▸ DATA FOR PROCESSING
----
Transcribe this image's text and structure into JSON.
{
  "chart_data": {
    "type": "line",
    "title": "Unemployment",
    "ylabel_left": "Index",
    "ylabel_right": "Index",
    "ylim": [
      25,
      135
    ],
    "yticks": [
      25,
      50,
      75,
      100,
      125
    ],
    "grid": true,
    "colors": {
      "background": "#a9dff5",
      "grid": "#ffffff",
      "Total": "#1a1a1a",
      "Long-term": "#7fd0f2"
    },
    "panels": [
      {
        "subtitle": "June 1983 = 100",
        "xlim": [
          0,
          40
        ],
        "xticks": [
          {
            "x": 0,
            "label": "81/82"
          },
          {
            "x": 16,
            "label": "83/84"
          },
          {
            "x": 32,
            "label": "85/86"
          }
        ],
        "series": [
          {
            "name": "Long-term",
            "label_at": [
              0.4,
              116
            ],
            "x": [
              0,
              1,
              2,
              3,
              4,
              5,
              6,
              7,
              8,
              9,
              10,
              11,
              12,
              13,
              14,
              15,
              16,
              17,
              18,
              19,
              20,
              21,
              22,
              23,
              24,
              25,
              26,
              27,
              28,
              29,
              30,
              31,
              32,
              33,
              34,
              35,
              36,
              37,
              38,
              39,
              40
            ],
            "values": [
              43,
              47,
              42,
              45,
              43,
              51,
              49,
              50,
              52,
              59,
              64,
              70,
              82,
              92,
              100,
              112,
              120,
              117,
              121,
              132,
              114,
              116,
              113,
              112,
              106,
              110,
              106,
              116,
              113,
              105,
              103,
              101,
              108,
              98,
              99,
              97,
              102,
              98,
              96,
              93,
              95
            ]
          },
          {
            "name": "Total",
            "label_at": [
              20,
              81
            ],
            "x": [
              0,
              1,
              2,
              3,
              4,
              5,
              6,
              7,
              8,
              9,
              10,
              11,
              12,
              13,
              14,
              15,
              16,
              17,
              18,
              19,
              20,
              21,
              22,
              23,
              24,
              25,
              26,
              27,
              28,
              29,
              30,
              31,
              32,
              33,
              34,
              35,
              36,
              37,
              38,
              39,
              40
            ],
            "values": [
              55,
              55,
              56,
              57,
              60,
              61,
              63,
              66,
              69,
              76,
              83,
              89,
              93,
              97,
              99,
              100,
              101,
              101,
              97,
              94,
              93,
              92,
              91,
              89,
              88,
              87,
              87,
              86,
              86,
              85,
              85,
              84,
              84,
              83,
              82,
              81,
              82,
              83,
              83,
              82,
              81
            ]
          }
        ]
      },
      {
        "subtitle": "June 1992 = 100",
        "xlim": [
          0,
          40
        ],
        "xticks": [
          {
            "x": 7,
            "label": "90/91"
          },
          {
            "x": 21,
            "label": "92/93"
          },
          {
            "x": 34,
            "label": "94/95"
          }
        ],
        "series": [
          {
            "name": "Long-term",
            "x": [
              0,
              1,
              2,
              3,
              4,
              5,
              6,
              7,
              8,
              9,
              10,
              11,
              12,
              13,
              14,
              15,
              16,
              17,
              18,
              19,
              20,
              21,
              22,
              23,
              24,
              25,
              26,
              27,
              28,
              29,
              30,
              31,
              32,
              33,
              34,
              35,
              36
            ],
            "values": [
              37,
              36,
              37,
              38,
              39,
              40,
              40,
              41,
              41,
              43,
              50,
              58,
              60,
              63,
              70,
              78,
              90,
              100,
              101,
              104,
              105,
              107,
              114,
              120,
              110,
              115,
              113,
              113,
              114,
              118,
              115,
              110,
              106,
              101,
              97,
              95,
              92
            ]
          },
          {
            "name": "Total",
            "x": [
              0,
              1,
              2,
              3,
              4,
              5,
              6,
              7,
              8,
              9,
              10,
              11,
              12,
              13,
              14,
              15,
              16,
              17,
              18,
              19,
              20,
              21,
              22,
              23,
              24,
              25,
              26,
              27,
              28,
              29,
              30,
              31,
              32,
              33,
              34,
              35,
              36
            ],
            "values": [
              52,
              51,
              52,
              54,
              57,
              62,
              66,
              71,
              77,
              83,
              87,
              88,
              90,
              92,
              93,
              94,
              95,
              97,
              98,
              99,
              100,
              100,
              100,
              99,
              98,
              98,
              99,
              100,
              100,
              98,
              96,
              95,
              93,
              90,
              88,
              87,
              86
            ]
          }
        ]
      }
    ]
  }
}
----
▸ REQUIREMENTS
All entries shown above should be printed again exactly.

▸ FULL SOLUTION
Transcribe this image's text and structure into JSON.
{
  "chart_data": {
    "type": "line",
    "title": "Unemployment",
    "ylabel_left": "Index",
    "ylabel_right": "Index",
    "ylim": [
      25,
      135
    ],
    "yticks": [
      25,
      50,
      75,
      100,
      125
    ],
    "grid": true,
    "colors": {
      "background": "#a9dff5",
      "grid": "#ffffff",
      "Total": "#1a1a1a",
      "Long-term": "#7fd0f2"
    },
    "panels": [
      {
        "subtitle": "June 1983 = 100",
        "xlim": [
          0,
          40
        ],
        "xticks": [
          {
            "x": 0,
            "label": "81/82"
          },
          {
            "x": 16,
            "label": "83/84"
          },
          {
            "x": 32,
            "label": "85/86"
          }
        ],
        "series": [
          {
            "name": "Long-term",
            "label_at": [
              0.4,
              116
            ],
            "x": [
              0,
              1,
              2,
              3,
              4,
              5,
              6,
              7,
              8,
              9,
              10,
              11,
              12,
              13,
              14,
              15,
              16,
              17,
              18,
              19,
              20,
              21,
              22,
              23,
              24,
              25,
              26,
              27,
              28,
              29,
              30,
              31,
              32,
              33,
              34,
              35,
              36,
              37,
              38,
              39,
              40
            ],
            "values": [
              43,
              47,
              42,
              45,
              43,
              51,
              49,
              50,
              52,
              59,
              64,
              70,
              82,
              92,
              100,
              112,
              120,
              117,
              121,
              132,
              114,
              116,
              113,
              112,
              106,
              110,
              106,
              116,
              113,
              105,
              103,
              101,
              108,
              98,
              99,
              97,
              102,
              98,
              96,
              93,
              95
            ]
          },
          {
            "name": "Total",
            "label_at": [
              20,
              81
            ],
            "x": [
              0,
              1,
              2,
              3,
              4,
              5,
              6,
              7,
              8,
              9,
              10,
              11,
              12,
              13,
              14,
              15,
              16,
              17,
              18,
              19,
              20,
              21,
              22,
              23,
              24,
              25,
              26,
              27,
              28,
              29,
              30,
              31,
              32,
              33,
              34,
              35,
              36,
              37,
              38,
              39,
              40
            ],
            "values": [
              55,
              55,
              56,
              57,
              60,
              61,
              63,
              66,
              69,
              76,
              83,
              89,
              93,
              97,
              99,
              100,
              101,
              101,
              97,
              94,
              93,
              92,
              91,
              89,
              88,
              87,
              87,
              86,
              86,
              85,
              85,
              84,
              84,
              83,
              82,
              81,
              82,
              83,
              83,
              82,
              81
            ]
          }
        ]
      },
      {
        "subtitle": "June 1992 = 100",
        "xlim": [
          0,
          40
        ],
        "xticks": [
          {
            "x": 7,
            "label": "90/91"
          },
          {
            "x": 21,
            "label": "92/93"
          },
          {
            "x": 34,
            "label": "94/95"
          }
        ],
        "series": [
          {
            "name": "Long-term",
            "x": [
              0,
              1,
              2,
              3,
              4,
              5,
              6,
              7,
              8,
              9,
              10,
              11,
              12,
              13,
              14,
              15,
              16,
              17,
              18,
              19,
              20,
              21,
              22,
              23,
              24,
              25,
              26,
              27,
              28,
              29,
              30,
              31,
              32,
              33,
              34,
              35,
              36
            ],
            "values": [
              37,
              36,
              37,
              38,
              39,
              40,
              40,
              41,
              41,
              43,
              50,
              58,
              60,
              63,
              70,
              78,
              90,
              100,
              101,
              104,
              105,
              107,
              114,
              120,
              110,
              115,
              113,
              113,
              114,
              118,
              115,
              110,
              106,
              101,
              97,
              95,
              92
            ]
          },
          {
            "name": "Total",
            "x": [
              0,
              1,
              2,
              3,
              4,
              5,
              6,
              7,
              8,
              9,
              10,
              11,
              12,
              13,
              14,
              15,
              16,
              17,
              18,
              19,
              20,
              21,
              22,
              23,
              24,
              25,
              26,
              27,
              28,
              29,
              30,
              31,
              32,
              33,
              34,
              35,
              36
            ],
            "values": [
              52,
              51,
              52,
              54,
              57,
              62,
              66,
              71,
              77,
              83,
              87,
              88,
              90,
              92,
              93,
              94,
              95,
              97,
              98,
              99,
              100,
              100,
              100,
              99,
              98,
              98,
              99,
              100,
              100,
              98,
              96,
              95,
              93,
              90,
              88,
              87,
              86
            ]
          }
        ]
      }
    ]
  }
}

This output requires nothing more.